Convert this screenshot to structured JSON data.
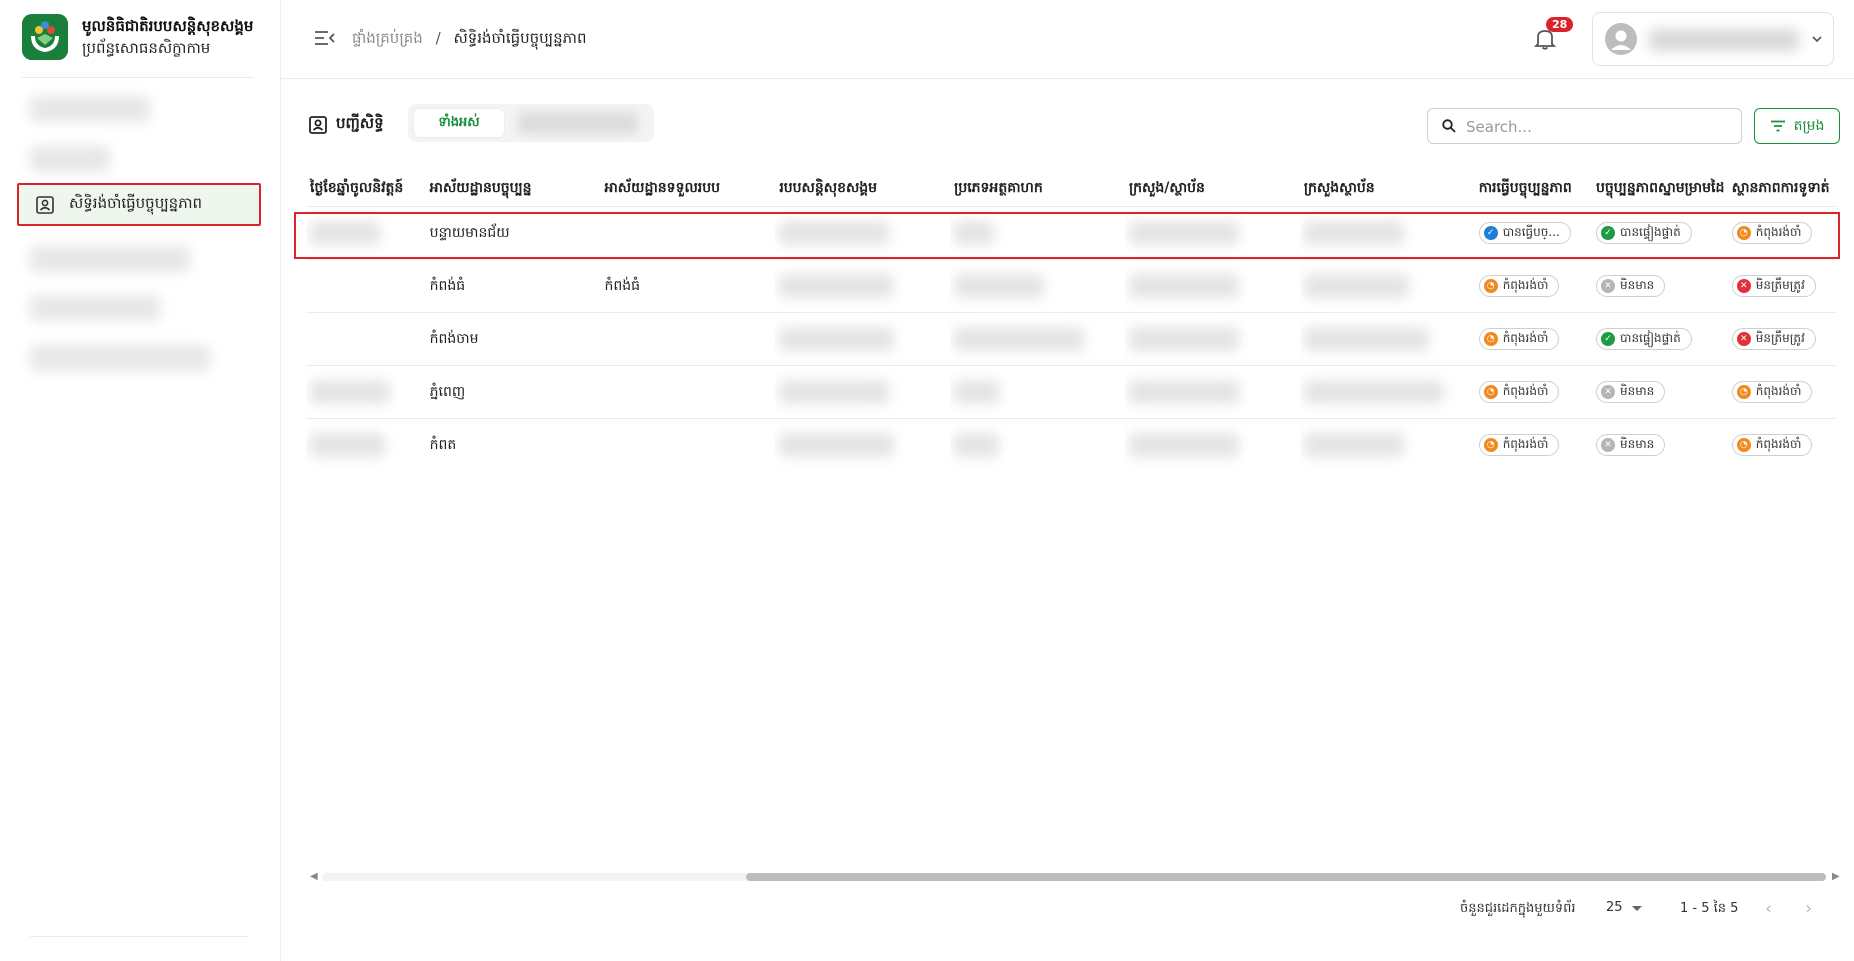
{
  "brand": {
    "title": "មូលនិធិជាតិរបបសន្តិសុខសង្គម",
    "subtitle": "ប្រព័ន្ធសោធនសិក្ខាកាម"
  },
  "sidebar": {
    "active_item": "សិទ្ធិរង់ចាំធ្វើបច្ចុប្បន្នភាព"
  },
  "header": {
    "breadcrumb_root": "ផ្ទាំងគ្រប់គ្រង",
    "breadcrumb_sep": "/",
    "breadcrumb_current": "សិទ្ធិរង់ចាំធ្វើបច្ចុប្បន្នភាព",
    "notification_count": "28"
  },
  "toolbar": {
    "list_title": "បញ្ជីសិទ្ធិ",
    "tab_all": "ទាំងអស់",
    "search_placeholder": "Search...",
    "filter_label": "តម្រង"
  },
  "table": {
    "columns": [
      "ថ្ងៃខែឆ្នាំចូលនិវត្តន៍",
      "អាស័យដ្ឋានបច្ចុប្បន្ន",
      "អាស័យដ្ឋានទទួលរបប",
      "របបសន្តិសុខសង្គម",
      "ប្រភេទអត្ថគាហក",
      "ក្រសួង/ស្ថាប័ន",
      "ក្រសួងស្ថាប័ន",
      "ការធ្វើបច្ចុប្បន្នភាព",
      "បច្ចុប្បន្នភាពស្នាមម្រាមដៃ",
      "ស្ថានភាពការទូទាត់"
    ],
    "rows": [
      {
        "current_address": "បន្ទាយមានជ័យ",
        "receive_address": "",
        "update_status": "បានធ្វើបច្...",
        "fingerprint_status": "បានផ្ទៀងផ្ទាត់",
        "payment_status": "កំពុងរង់ចាំ"
      },
      {
        "current_address": "កំពង់ធំ",
        "receive_address": "កំពង់ធំ",
        "update_status": "កំពុងរង់ចាំ",
        "fingerprint_status": "មិនមាន",
        "payment_status": "មិនត្រឹមត្រូវ"
      },
      {
        "current_address": "កំពង់ចាម",
        "receive_address": "",
        "update_status": "កំពុងរង់ចាំ",
        "fingerprint_status": "បានផ្ទៀងផ្ទាត់",
        "payment_status": "មិនត្រឹមត្រូវ"
      },
      {
        "current_address": "ភ្នំពេញ",
        "receive_address": "",
        "update_status": "កំពុងរង់ចាំ",
        "fingerprint_status": "មិនមាន",
        "payment_status": "កំពុងរង់ចាំ"
      },
      {
        "current_address": "កំពត",
        "receive_address": "",
        "update_status": "កំពុងរង់ចាំ",
        "fingerprint_status": "មិនមាន",
        "payment_status": "កំពុងរង់ចាំ"
      }
    ]
  },
  "pagination": {
    "rows_per_page_label": "ចំនួនជួរដេកក្នុងមួយទំព័រ",
    "rows_per_page": "25",
    "range": "1 - 5 នៃ 5"
  },
  "colors": {
    "brand_green": "#1a8f3c",
    "highlight_red": "#d9242b",
    "pending_orange": "#f08a1c",
    "verified_green": "#1e9b45",
    "updated_blue": "#1f7fd6",
    "none_grey": "#b5b5b5",
    "invalid_red": "#e0313a"
  }
}
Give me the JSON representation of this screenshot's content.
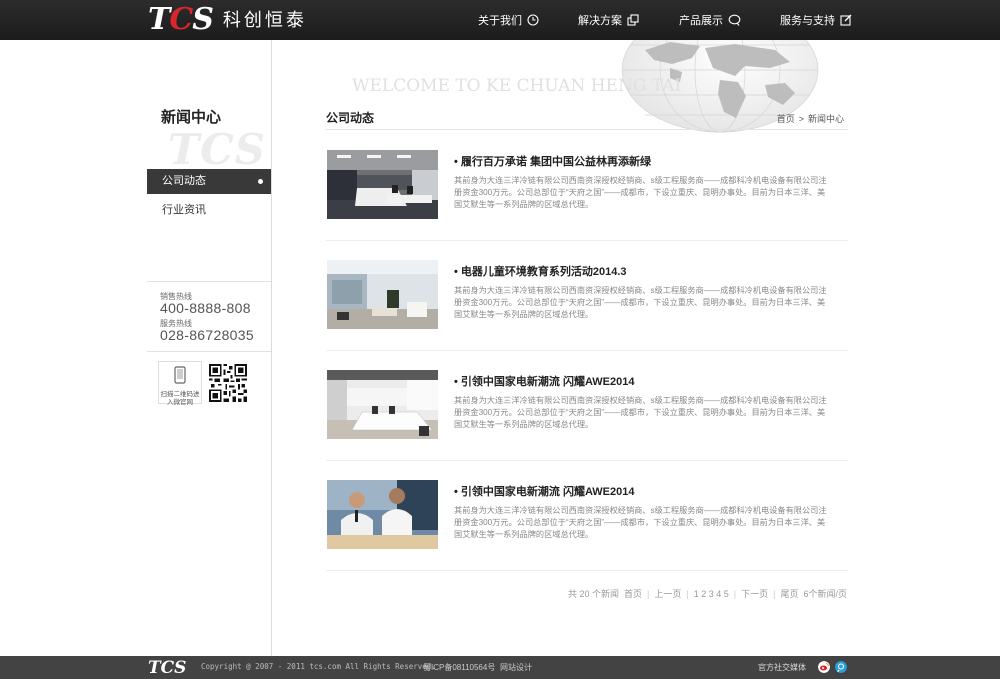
{
  "header": {
    "logo_mark": "TCS",
    "logo_cn": "科创恒泰",
    "nav": [
      {
        "label": "关于我们",
        "icon": "clock-icon"
      },
      {
        "label": "解决方案",
        "icon": "external-link-icon"
      },
      {
        "label": "产品展示",
        "icon": "chat-bubble-icon"
      },
      {
        "label": "服务与支持",
        "icon": "edit-icon"
      }
    ]
  },
  "banner": {
    "text": "WELCOME TO KE CHUAN HENG TAI"
  },
  "sidebar": {
    "title": "新闻中心",
    "watermark": "TCS",
    "items": [
      {
        "label": "公司动态",
        "active": true
      },
      {
        "label": "行业资讯",
        "active": false
      }
    ],
    "hotline_sales_label": "销售热线",
    "hotline_sales": "400-8888-808",
    "hotline_service_label": "服务热线",
    "hotline_service": "028-86728035",
    "qr_hint": "扫描二维码进入微官网"
  },
  "main": {
    "title": "公司动态",
    "breadcrumb": [
      "首页",
      ">",
      "新闻中心"
    ],
    "news": [
      {
        "title": "• 履行百万承诺 集团中国公益林再添新绿",
        "desc": "其前身为大连三洋冷链有限公司西南资深授权经销商、s级工程服务商——成都科冷机电设备有限公司注册资金300万元。公司总部位于“天府之国”——成都市，下设立重庆、昆明办事处。目前为日本三洋、美国艾默生等一系列品牌的区域总代理。",
        "thumb": "office-interior"
      },
      {
        "title": "• 电器儿童环境教育系列活动2014.3",
        "desc": "其前身为大连三洋冷链有限公司西南资深授权经销商、s级工程服务商——成都科冷机电设备有限公司注册资金300万元。公司总部位于“天府之国”——成都市，下设立重庆、昆明办事处。目前为日本三洋、美国艾默生等一系列品牌的区域总代理。",
        "thumb": "glass-office"
      },
      {
        "title": "• 引领中国家电新潮流 闪耀AWE2014",
        "desc": "其前身为大连三洋冷链有限公司西南资深授权经销商、s级工程服务商——成都科冷机电设备有限公司注册资金300万元。公司总部位于“天府之国”——成都市，下设立重庆、昆明办事处。目前为日本三洋、美国艾默生等一系列品牌的区域总代理。",
        "thumb": "white-office"
      },
      {
        "title": "• 引领中国家电新潮流 闪耀AWE2014",
        "desc": "其前身为大连三洋冷链有限公司西南资深授权经销商、s级工程服务商——成都科冷机电设备有限公司注册资金300万元。公司总部位于“天府之国”——成都市，下设立重庆、昆明办事处。目前为日本三洋、美国艾默生等一系列品牌的区域总代理。",
        "thumb": "business-meeting"
      }
    ]
  },
  "pager": {
    "total": "共 20 个新闻",
    "first": "首页",
    "prev": "上一页",
    "pages": "1 2 3 4 5",
    "next": "下一页",
    "last": "尾页",
    "per_page": "6个新闻/页"
  },
  "footer": {
    "logo": "TCS",
    "copyright": "Copyright @ 2007 - 2011 tcs.com All Rights Reserved.",
    "icp": "蜀ICP备08110564号",
    "design": "网站设计",
    "social_label": "官方社交媒体",
    "colors": {
      "weibo": "#e0202b",
      "qq": "#2aa0d8"
    }
  }
}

Task to carry out: Repeat all of the entries word for word, but omit the pictures.

The output:
Convert this screenshot to structured JSON data.
{
  "brand": {
    "title": "មូលនិធិជាតិរបបសន្តិសុខសង្គម",
    "subtitle": "ប្រព័ន្ធសោធនសិក្ខាកាម"
  },
  "sidebar": {
    "active_item": "សិទ្ធិរង់ចាំធ្វើបច្ចុប្បន្នភាព"
  },
  "header": {
    "breadcrumb_root": "ផ្ទាំងគ្រប់គ្រង",
    "breadcrumb_sep": "/",
    "breadcrumb_current": "សិទ្ធិរង់ចាំធ្វើបច្ចុប្បន្នភាព",
    "notification_count": "28"
  },
  "toolbar": {
    "list_title": "បញ្ជីសិទ្ធិ",
    "tab_all": "ទាំងអស់",
    "search_placeholder": "Search...",
    "filter_label": "តម្រង"
  },
  "table": {
    "columns": [
      "ថ្ងៃខែឆ្នាំចូលនិវត្តន៍",
      "អាស័យដ្ឋានបច្ចុប្បន្ន",
      "អាស័យដ្ឋានទទួលរបប",
      "របបសន្តិសុខសង្គម",
      "ប្រភេទអត្ថគាហក",
      "ក្រសួង/ស្ថាប័ន",
      "ក្រសួងស្ថាប័ន",
      "ការធ្វើបច្ចុប្បន្នភាព",
      "បច្ចុប្បន្នភាពស្នាមម្រាមដៃ",
      "ស្ថានភាពការទូទាត់"
    ],
    "rows": [
      {
        "current_address": "បន្ទាយមានជ័យ",
        "receive_address": "",
        "update_status": "បានធ្វើបច្...",
        "fingerprint_status": "បានផ្ទៀងផ្ទាត់",
        "payment_status": "កំពុងរង់ចាំ"
      },
      {
        "current_address": "កំពង់ធំ",
        "receive_address": "កំពង់ធំ",
        "update_status": "កំពុងរង់ចាំ",
        "fingerprint_status": "មិនមាន",
        "payment_status": "មិនត្រឹមត្រូវ"
      },
      {
        "current_address": "កំពង់ចាម",
        "receive_address": "",
        "update_status": "កំពុងរង់ចាំ",
        "fingerprint_status": "បានផ្ទៀងផ្ទាត់",
        "payment_status": "មិនត្រឹមត្រូវ"
      },
      {
        "current_address": "ភ្នំពេញ",
        "receive_address": "",
        "update_status": "កំពុងរង់ចាំ",
        "fingerprint_status": "មិនមាន",
        "payment_status": "កំពុងរង់ចាំ"
      },
      {
        "current_address": "កំពត",
        "receive_address": "",
        "update_status": "កំពុងរង់ចាំ",
        "fingerprint_status": "មិនមាន",
        "payment_status": "កំពុងរង់ចាំ"
      }
    ]
  },
  "pagination": {
    "rows_per_page_label": "ចំនួនជួរដេកក្នុងមួយទំព័រ",
    "rows_per_page": "25",
    "range": "1 - 5 នៃ 5"
  },
  "colors": {
    "brand_green": "#1a8f3c",
    "highlight_red": "#d9242b",
    "pending_orange": "#f08a1c",
    "verified_green": "#1e9b45",
    "updated_blue": "#1f7fd6",
    "none_grey": "#b5b5b5",
    "invalid_red": "#e0313a"
  }
}
Give me the JSON representation of this screenshot's content.
{
  "header": {
    "logo_mark": "TCS",
    "logo_cn": "科创恒泰",
    "nav": [
      {
        "label": "关于我们",
        "icon": "clock-icon"
      },
      {
        "label": "解决方案",
        "icon": "external-link-icon"
      },
      {
        "label": "产品展示",
        "icon": "chat-bubble-icon"
      },
      {
        "label": "服务与支持",
        "icon": "edit-icon"
      }
    ]
  },
  "banner": {
    "text": "WELCOME TO KE CHUAN HENG TAI"
  },
  "sidebar": {
    "title": "新闻中心",
    "watermark": "TCS",
    "items": [
      {
        "label": "公司动态",
        "active": true
      },
      {
        "label": "行业资讯",
        "active": false
      }
    ],
    "hotline_sales_label": "销售热线",
    "hotline_sales": "400-8888-808",
    "hotline_service_label": "服务热线",
    "hotline_service": "028-86728035",
    "qr_hint": "扫描二维码进入微官网"
  },
  "main": {
    "title": "公司动态",
    "breadcrumb": [
      "首页",
      ">",
      "新闻中心"
    ],
    "news": [
      {
        "title": "• 履行百万承诺 集团中国公益林再添新绿",
        "desc": "其前身为大连三洋冷链有限公司西南资深授权经销商、s级工程服务商——成都科冷机电设备有限公司注册资金300万元。公司总部位于“天府之国”——成都市，下设立重庆、昆明办事处。目前为日本三洋、美国艾默生等一系列品牌的区域总代理。",
        "thumb": "office-interior"
      },
      {
        "title": "• 电器儿童环境教育系列活动2014.3",
        "desc": "其前身为大连三洋冷链有限公司西南资深授权经销商、s级工程服务商——成都科冷机电设备有限公司注册资金300万元。公司总部位于“天府之国”——成都市，下设立重庆、昆明办事处。目前为日本三洋、美国艾默生等一系列品牌的区域总代理。",
        "thumb": "glass-office"
      },
      {
        "title": "• 引领中国家电新潮流 闪耀AWE2014",
        "desc": "其前身为大连三洋冷链有限公司西南资深授权经销商、s级工程服务商——成都科冷机电设备有限公司注册资金300万元。公司总部位于“天府之国”——成都市，下设立重庆、昆明办事处。目前为日本三洋、美国艾默生等一系列品牌的区域总代理。",
        "thumb": "white-office"
      },
      {
        "title": "• 引领中国家电新潮流 闪耀AWE2014",
        "desc": "其前身为大连三洋冷链有限公司西南资深授权经销商、s级工程服务商——成都科冷机电设备有限公司注册资金300万元。公司总部位于“天府之国”——成都市，下设立重庆、昆明办事处。目前为日本三洋、美国艾默生等一系列品牌的区域总代理。",
        "thumb": "business-meeting"
      }
    ]
  },
  "pager": {
    "total": "共 20 个新闻",
    "first": "首页",
    "prev": "上一页",
    "pages": "1 2 3 4 5",
    "next": "下一页",
    "last": "尾页",
    "per_page": "6个新闻/页"
  },
  "footer": {
    "logo": "TCS",
    "copyright": "Copyright @ 2007 - 2011 tcs.com All Rights Reserved.",
    "icp": "蜀ICP备08110564号",
    "design": "网站设计",
    "social_label": "官方社交媒体",
    "colors": {
      "weibo": "#e0202b",
      "qq": "#2aa0d8"
    }
  }
}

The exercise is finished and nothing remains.